■ Aim: Give again only the lines from the line that holds "Transcribe this image's" to the end of the data, inclusive, omitting all pictures.
□ □ □ □
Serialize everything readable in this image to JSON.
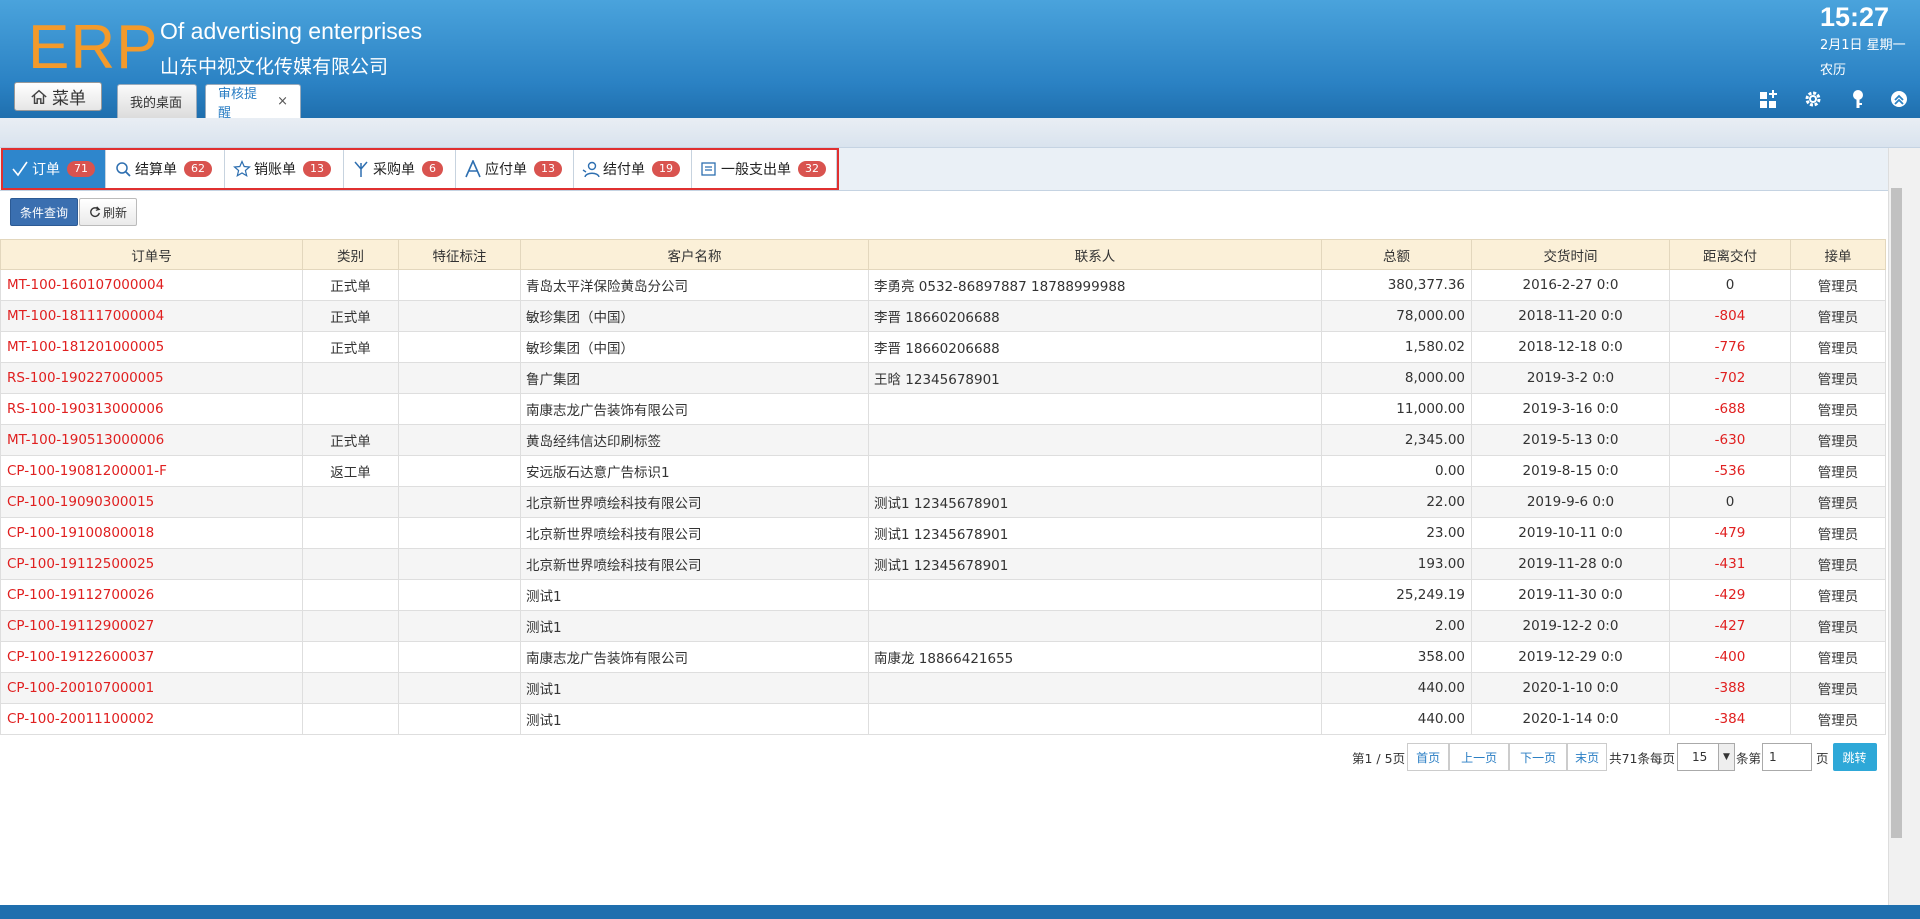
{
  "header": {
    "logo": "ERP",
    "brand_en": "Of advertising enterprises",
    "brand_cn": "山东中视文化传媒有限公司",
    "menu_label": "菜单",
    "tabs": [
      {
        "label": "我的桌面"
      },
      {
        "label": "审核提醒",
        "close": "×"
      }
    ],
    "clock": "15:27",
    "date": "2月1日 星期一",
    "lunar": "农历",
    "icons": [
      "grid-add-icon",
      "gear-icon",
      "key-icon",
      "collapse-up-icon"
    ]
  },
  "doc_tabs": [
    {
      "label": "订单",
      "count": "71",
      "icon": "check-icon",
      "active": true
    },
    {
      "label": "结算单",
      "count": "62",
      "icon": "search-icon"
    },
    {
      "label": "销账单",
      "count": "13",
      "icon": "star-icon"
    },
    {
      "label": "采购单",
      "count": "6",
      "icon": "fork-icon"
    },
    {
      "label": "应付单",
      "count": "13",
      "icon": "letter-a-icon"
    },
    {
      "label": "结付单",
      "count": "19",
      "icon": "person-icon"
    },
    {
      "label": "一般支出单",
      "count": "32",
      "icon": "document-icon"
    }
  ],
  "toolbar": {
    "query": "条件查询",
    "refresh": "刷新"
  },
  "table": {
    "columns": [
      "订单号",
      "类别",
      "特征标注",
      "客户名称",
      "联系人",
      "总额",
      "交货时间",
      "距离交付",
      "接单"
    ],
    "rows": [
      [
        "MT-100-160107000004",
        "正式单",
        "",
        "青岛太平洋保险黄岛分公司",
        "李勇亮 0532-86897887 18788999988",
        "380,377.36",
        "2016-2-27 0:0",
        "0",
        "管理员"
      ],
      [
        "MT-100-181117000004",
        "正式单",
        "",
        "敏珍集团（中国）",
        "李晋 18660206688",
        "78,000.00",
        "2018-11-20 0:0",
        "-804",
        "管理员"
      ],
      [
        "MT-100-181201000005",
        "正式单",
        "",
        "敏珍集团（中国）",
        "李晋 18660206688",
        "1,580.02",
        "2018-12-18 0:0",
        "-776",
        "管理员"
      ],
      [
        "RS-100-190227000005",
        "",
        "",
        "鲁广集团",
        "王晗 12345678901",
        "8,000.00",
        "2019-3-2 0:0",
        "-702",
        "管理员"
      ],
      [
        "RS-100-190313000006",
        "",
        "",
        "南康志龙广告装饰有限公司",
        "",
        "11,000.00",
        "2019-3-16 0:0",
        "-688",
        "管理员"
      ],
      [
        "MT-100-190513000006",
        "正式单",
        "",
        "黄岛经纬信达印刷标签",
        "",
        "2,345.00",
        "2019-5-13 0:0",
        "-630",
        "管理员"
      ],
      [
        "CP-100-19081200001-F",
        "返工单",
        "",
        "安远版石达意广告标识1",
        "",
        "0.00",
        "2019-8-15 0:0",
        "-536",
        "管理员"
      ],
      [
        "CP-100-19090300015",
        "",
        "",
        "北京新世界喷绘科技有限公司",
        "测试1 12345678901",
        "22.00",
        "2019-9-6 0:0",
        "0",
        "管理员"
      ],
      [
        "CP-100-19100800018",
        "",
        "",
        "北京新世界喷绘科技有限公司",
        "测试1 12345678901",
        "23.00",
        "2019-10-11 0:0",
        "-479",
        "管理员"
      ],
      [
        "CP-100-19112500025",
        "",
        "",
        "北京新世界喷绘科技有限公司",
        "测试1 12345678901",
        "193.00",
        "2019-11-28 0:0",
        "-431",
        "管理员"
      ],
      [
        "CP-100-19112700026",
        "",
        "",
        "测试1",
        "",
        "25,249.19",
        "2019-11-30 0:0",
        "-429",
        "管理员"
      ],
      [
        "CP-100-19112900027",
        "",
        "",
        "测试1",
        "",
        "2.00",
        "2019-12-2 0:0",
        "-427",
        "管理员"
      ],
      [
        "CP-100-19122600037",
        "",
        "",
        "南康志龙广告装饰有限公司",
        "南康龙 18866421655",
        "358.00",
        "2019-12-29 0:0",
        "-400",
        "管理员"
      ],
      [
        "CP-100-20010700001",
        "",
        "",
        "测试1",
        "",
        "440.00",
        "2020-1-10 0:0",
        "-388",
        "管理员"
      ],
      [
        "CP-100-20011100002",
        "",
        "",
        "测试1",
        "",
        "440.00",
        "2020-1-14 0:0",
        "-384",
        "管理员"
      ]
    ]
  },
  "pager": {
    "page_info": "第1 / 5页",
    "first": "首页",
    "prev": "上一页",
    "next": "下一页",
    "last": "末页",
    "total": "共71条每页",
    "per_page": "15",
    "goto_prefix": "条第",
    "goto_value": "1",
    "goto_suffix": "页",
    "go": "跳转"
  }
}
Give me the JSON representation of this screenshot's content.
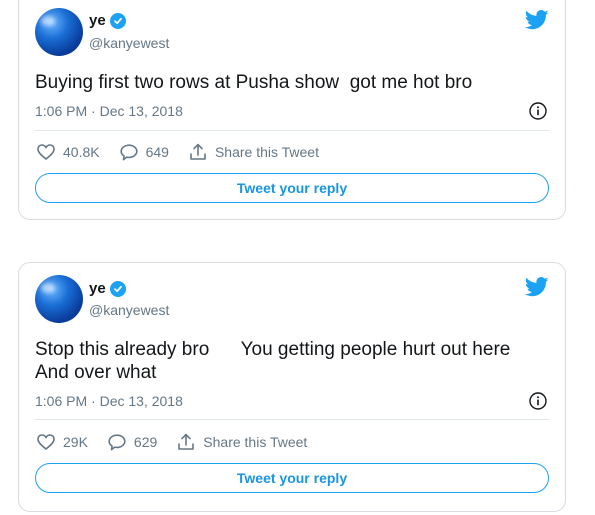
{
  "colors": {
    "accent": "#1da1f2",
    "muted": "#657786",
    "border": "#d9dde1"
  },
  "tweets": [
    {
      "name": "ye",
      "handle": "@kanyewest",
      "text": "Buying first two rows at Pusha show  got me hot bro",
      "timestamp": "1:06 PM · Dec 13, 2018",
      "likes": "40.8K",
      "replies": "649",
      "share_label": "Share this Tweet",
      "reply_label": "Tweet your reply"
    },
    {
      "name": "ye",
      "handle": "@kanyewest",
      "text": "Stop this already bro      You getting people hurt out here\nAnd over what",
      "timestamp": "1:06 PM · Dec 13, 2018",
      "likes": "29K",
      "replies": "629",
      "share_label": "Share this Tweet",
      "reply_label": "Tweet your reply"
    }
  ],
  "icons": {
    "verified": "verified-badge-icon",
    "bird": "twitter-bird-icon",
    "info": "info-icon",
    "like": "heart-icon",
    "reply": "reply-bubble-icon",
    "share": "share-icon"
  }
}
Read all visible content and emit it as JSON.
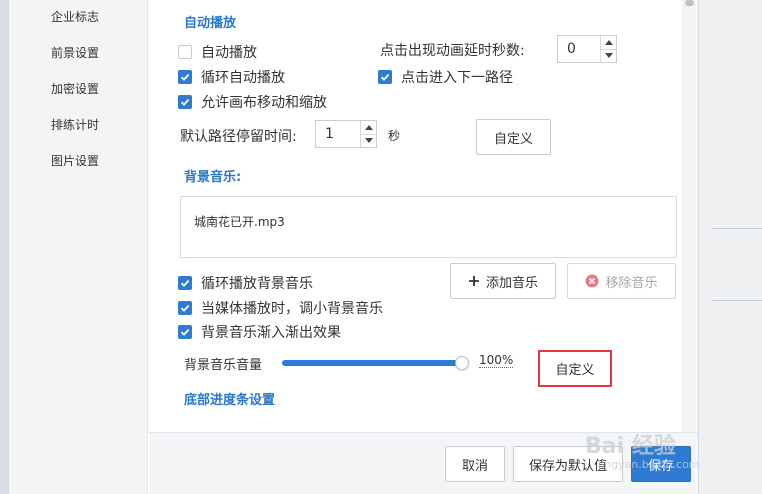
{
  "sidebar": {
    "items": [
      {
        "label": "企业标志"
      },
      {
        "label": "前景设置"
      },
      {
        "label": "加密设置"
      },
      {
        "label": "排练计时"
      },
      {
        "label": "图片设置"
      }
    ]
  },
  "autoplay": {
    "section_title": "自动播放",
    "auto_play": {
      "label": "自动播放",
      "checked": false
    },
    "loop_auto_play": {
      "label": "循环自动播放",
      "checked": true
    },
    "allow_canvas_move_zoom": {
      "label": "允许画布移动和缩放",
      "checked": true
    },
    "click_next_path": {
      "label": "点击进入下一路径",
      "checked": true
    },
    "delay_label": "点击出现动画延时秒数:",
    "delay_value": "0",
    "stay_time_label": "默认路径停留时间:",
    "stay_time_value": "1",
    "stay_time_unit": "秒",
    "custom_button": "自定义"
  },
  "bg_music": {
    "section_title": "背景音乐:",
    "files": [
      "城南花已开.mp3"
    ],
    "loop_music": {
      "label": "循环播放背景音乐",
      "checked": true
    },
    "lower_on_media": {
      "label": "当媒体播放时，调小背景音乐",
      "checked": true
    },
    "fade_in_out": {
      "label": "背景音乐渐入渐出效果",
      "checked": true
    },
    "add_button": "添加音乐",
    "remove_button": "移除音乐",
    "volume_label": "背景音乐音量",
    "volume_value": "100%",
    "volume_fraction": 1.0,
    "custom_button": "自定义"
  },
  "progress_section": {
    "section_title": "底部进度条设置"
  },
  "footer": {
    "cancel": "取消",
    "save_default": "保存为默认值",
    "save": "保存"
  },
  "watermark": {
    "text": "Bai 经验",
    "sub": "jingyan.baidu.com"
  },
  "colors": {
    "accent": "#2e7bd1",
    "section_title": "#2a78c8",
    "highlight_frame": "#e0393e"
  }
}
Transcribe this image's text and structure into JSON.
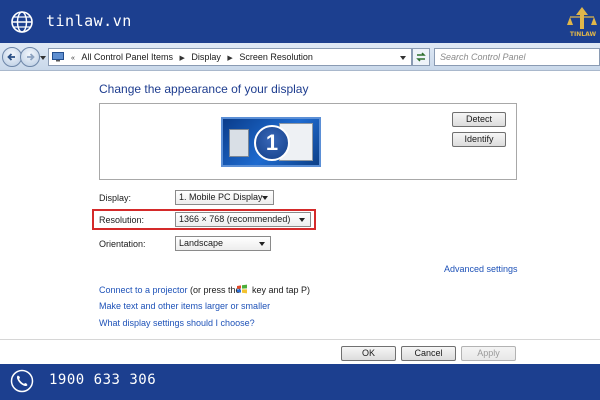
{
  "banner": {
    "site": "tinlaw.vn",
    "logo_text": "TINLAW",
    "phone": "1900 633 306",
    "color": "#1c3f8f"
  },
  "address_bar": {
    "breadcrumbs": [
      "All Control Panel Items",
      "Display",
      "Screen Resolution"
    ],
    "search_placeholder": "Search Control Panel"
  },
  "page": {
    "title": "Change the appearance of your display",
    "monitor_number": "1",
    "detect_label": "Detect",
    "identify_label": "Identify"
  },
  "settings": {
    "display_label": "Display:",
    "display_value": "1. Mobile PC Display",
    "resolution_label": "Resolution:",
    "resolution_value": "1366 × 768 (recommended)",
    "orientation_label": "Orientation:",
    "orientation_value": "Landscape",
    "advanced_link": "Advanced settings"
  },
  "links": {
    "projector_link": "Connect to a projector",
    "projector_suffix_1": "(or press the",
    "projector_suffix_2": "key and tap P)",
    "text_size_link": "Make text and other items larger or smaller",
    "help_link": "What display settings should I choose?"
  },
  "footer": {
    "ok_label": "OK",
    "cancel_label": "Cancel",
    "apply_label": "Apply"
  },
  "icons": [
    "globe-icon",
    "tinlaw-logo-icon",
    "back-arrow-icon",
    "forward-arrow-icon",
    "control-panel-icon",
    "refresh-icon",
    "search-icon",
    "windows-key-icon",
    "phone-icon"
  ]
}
□ □ □ □
■ Solution below:
Transcribe this image's text and structure into JSON.
{
  "banner": {
    "site": "tinlaw.vn",
    "logo_text": "TINLAW",
    "phone": "1900 633 306",
    "color": "#1c3f8f"
  },
  "address_bar": {
    "breadcrumbs": [
      "All Control Panel Items",
      "Display",
      "Screen Resolution"
    ],
    "search_placeholder": "Search Control Panel"
  },
  "page": {
    "title": "Change the appearance of your display",
    "monitor_number": "1",
    "detect_label": "Detect",
    "identify_label": "Identify"
  },
  "settings": {
    "display_label": "Display:",
    "display_value": "1. Mobile PC Display",
    "resolution_label": "Resolution:",
    "resolution_value": "1366 × 768 (recommended)",
    "orientation_label": "Orientation:",
    "orientation_value": "Landscape",
    "advanced_link": "Advanced settings"
  },
  "links": {
    "projector_link": "Connect to a projector",
    "projector_suffix_1": "(or press the",
    "projector_suffix_2": "key and tap P)",
    "text_size_link": "Make text and other items larger or smaller",
    "help_link": "What display settings should I choose?"
  },
  "footer": {
    "ok_label": "OK",
    "cancel_label": "Cancel",
    "apply_label": "Apply"
  },
  "icons": [
    "globe-icon",
    "tinlaw-logo-icon",
    "back-arrow-icon",
    "forward-arrow-icon",
    "control-panel-icon",
    "refresh-icon",
    "search-icon",
    "windows-key-icon",
    "phone-icon"
  ]
}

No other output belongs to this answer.